→ **ROWS**
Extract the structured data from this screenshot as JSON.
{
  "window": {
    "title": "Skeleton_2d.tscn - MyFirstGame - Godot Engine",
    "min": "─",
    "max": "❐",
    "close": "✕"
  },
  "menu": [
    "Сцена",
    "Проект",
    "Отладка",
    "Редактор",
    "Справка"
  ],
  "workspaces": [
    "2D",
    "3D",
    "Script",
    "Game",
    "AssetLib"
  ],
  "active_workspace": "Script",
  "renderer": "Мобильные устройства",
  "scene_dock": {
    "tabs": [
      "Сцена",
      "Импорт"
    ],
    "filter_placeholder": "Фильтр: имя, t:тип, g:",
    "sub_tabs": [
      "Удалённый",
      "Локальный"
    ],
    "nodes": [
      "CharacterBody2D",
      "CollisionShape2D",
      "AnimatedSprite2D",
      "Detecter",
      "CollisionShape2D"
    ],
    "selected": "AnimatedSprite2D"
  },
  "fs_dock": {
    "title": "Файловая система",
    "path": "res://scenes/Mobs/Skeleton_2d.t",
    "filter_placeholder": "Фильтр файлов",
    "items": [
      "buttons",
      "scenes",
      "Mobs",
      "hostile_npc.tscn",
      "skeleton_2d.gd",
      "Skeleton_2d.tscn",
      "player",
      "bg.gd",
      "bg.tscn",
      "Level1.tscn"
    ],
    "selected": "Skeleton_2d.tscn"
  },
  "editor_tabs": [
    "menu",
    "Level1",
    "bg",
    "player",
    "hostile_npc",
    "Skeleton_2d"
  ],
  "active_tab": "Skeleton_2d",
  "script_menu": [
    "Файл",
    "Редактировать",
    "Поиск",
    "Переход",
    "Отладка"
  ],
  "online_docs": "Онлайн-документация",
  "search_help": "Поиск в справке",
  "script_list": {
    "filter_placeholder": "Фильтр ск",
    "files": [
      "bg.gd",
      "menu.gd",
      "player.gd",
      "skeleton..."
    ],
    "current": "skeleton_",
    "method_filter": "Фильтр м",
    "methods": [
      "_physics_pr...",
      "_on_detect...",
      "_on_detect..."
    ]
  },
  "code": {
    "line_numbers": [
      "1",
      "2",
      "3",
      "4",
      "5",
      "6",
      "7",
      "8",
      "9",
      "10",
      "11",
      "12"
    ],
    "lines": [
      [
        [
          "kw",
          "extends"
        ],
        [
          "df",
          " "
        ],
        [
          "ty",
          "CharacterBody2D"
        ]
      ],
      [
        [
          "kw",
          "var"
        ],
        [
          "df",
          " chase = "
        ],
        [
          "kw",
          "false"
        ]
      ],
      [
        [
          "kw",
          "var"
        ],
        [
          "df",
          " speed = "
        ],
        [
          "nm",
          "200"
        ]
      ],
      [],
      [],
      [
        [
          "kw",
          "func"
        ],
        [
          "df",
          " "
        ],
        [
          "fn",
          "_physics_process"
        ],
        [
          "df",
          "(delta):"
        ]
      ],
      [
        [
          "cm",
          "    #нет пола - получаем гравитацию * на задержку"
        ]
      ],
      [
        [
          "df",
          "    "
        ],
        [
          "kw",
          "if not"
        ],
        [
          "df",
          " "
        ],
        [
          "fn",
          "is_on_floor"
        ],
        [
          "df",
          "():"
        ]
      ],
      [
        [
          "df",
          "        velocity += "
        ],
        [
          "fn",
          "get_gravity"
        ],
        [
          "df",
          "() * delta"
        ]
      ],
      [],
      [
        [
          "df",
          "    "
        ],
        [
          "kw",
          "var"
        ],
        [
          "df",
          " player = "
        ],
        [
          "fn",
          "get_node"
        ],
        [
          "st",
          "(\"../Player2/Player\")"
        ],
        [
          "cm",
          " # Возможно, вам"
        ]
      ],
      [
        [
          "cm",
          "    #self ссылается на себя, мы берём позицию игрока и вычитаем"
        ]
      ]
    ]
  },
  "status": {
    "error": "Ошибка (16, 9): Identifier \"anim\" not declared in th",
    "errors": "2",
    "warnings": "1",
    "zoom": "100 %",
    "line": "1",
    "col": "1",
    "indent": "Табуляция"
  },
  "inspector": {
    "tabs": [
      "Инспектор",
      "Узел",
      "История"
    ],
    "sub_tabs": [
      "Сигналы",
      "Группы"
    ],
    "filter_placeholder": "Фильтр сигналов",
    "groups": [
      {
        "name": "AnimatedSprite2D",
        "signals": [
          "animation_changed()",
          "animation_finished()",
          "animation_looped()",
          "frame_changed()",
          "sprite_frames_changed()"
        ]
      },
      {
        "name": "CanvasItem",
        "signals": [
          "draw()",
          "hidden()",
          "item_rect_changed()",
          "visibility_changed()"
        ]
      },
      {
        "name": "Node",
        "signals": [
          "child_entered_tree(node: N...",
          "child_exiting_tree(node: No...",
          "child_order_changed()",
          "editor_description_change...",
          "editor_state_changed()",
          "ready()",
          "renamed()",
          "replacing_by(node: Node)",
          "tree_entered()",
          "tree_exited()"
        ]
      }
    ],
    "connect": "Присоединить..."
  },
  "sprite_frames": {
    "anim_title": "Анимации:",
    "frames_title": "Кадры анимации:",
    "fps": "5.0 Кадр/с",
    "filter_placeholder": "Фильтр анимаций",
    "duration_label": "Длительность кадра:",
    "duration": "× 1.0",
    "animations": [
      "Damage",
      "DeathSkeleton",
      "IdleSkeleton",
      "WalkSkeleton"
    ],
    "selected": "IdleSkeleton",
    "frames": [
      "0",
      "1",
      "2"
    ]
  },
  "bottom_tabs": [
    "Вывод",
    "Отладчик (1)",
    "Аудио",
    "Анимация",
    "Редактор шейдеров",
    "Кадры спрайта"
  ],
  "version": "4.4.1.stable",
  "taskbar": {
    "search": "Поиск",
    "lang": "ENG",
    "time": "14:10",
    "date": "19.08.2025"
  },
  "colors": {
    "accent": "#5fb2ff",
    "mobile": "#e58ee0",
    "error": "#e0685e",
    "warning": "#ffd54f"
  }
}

→ **TASK BRIEF**
Reproduce every entry shown above, precisely as it stands.

→ **TASK OUTPUT**
Extract the structured data from this screenshot as JSON.
{
  "window": {
    "title": "Skeleton_2d.tscn - MyFirstGame - Godot Engine",
    "min": "─",
    "max": "❐",
    "close": "✕"
  },
  "menu": [
    "Сцена",
    "Проект",
    "Отладка",
    "Редактор",
    "Справка"
  ],
  "workspaces": [
    "2D",
    "3D",
    "Script",
    "Game",
    "AssetLib"
  ],
  "active_workspace": "Script",
  "renderer": "Мобильные устройства",
  "scene_dock": {
    "tabs": [
      "Сцена",
      "Импорт"
    ],
    "filter_placeholder": "Фильтр: имя, t:тип, g:",
    "sub_tabs": [
      "Удалённый",
      "Локальный"
    ],
    "nodes": [
      "CharacterBody2D",
      "CollisionShape2D",
      "AnimatedSprite2D",
      "Detecter",
      "CollisionShape2D"
    ],
    "selected": "AnimatedSprite2D"
  },
  "fs_dock": {
    "title": "Файловая система",
    "path": "res://scenes/Mobs/Skeleton_2d.t",
    "filter_placeholder": "Фильтр файлов",
    "items": [
      "buttons",
      "scenes",
      "Mobs",
      "hostile_npc.tscn",
      "skeleton_2d.gd",
      "Skeleton_2d.tscn",
      "player",
      "bg.gd",
      "bg.tscn",
      "Level1.tscn"
    ],
    "selected": "Skeleton_2d.tscn"
  },
  "editor_tabs": [
    "menu",
    "Level1",
    "bg",
    "player",
    "hostile_npc",
    "Skeleton_2d"
  ],
  "active_tab": "Skeleton_2d",
  "script_menu": [
    "Файл",
    "Редактировать",
    "Поиск",
    "Переход",
    "Отладка"
  ],
  "online_docs": "Онлайн-документация",
  "search_help": "Поиск в справке",
  "script_list": {
    "filter_placeholder": "Фильтр ск",
    "files": [
      "bg.gd",
      "menu.gd",
      "player.gd",
      "skeleton..."
    ],
    "current": "skeleton_",
    "method_filter": "Фильтр м",
    "methods": [
      "_physics_pr...",
      "_on_detect...",
      "_on_detect..."
    ]
  },
  "code": {
    "line_numbers": [
      "1",
      "2",
      "3",
      "4",
      "5",
      "6",
      "7",
      "8",
      "9",
      "10",
      "11",
      "12"
    ],
    "lines": [
      [
        [
          "kw",
          "extends"
        ],
        [
          "df",
          " "
        ],
        [
          "ty",
          "CharacterBody2D"
        ]
      ],
      [
        [
          "kw",
          "var"
        ],
        [
          "df",
          " chase = "
        ],
        [
          "kw",
          "false"
        ]
      ],
      [
        [
          "kw",
          "var"
        ],
        [
          "df",
          " speed = "
        ],
        [
          "nm",
          "200"
        ]
      ],
      [],
      [],
      [
        [
          "kw",
          "func"
        ],
        [
          "df",
          " "
        ],
        [
          "fn",
          "_physics_process"
        ],
        [
          "df",
          "(delta):"
        ]
      ],
      [
        [
          "cm",
          "    #нет пола - получаем гравитацию * на задержку"
        ]
      ],
      [
        [
          "df",
          "    "
        ],
        [
          "kw",
          "if not"
        ],
        [
          "df",
          " "
        ],
        [
          "fn",
          "is_on_floor"
        ],
        [
          "df",
          "():"
        ]
      ],
      [
        [
          "df",
          "        velocity += "
        ],
        [
          "fn",
          "get_gravity"
        ],
        [
          "df",
          "() * delta"
        ]
      ],
      [],
      [
        [
          "df",
          "    "
        ],
        [
          "kw",
          "var"
        ],
        [
          "df",
          " player = "
        ],
        [
          "fn",
          "get_node"
        ],
        [
          "st",
          "(\"../Player2/Player\")"
        ],
        [
          "cm",
          " # Возможно, вам"
        ]
      ],
      [
        [
          "cm",
          "    #self ссылается на себя, мы берём позицию игрока и вычитаем"
        ]
      ]
    ]
  },
  "status": {
    "error": "Ошибка (16, 9): Identifier \"anim\" not declared in th",
    "errors": "2",
    "warnings": "1",
    "zoom": "100 %",
    "line": "1",
    "col": "1",
    "indent": "Табуляция"
  },
  "inspector": {
    "tabs": [
      "Инспектор",
      "Узел",
      "История"
    ],
    "sub_tabs": [
      "Сигналы",
      "Группы"
    ],
    "filter_placeholder": "Фильтр сигналов",
    "groups": [
      {
        "name": "AnimatedSprite2D",
        "signals": [
          "animation_changed()",
          "animation_finished()",
          "animation_looped()",
          "frame_changed()",
          "sprite_frames_changed()"
        ]
      },
      {
        "name": "CanvasItem",
        "signals": [
          "draw()",
          "hidden()",
          "item_rect_changed()",
          "visibility_changed()"
        ]
      },
      {
        "name": "Node",
        "signals": [
          "child_entered_tree(node: N...",
          "child_exiting_tree(node: No...",
          "child_order_changed()",
          "editor_description_change...",
          "editor_state_changed()",
          "ready()",
          "renamed()",
          "replacing_by(node: Node)",
          "tree_entered()",
          "tree_exited()"
        ]
      }
    ],
    "connect": "Присоединить..."
  },
  "sprite_frames": {
    "anim_title": "Анимации:",
    "frames_title": "Кадры анимации:",
    "fps": "5.0 Кадр/с",
    "filter_placeholder": "Фильтр анимаций",
    "duration_label": "Длительность кадра:",
    "duration": "× 1.0",
    "animations": [
      "Damage",
      "DeathSkeleton",
      "IdleSkeleton",
      "WalkSkeleton"
    ],
    "selected": "IdleSkeleton",
    "frames": [
      "0",
      "1",
      "2"
    ]
  },
  "bottom_tabs": [
    "Вывод",
    "Отладчик (1)",
    "Аудио",
    "Анимация",
    "Редактор шейдеров",
    "Кадры спрайта"
  ],
  "version": "4.4.1.stable",
  "taskbar": {
    "search": "Поиск",
    "lang": "ENG",
    "time": "14:10",
    "date": "19.08.2025"
  },
  "colors": {
    "accent": "#5fb2ff",
    "mobile": "#e58ee0",
    "error": "#e0685e",
    "warning": "#ffd54f"
  }
}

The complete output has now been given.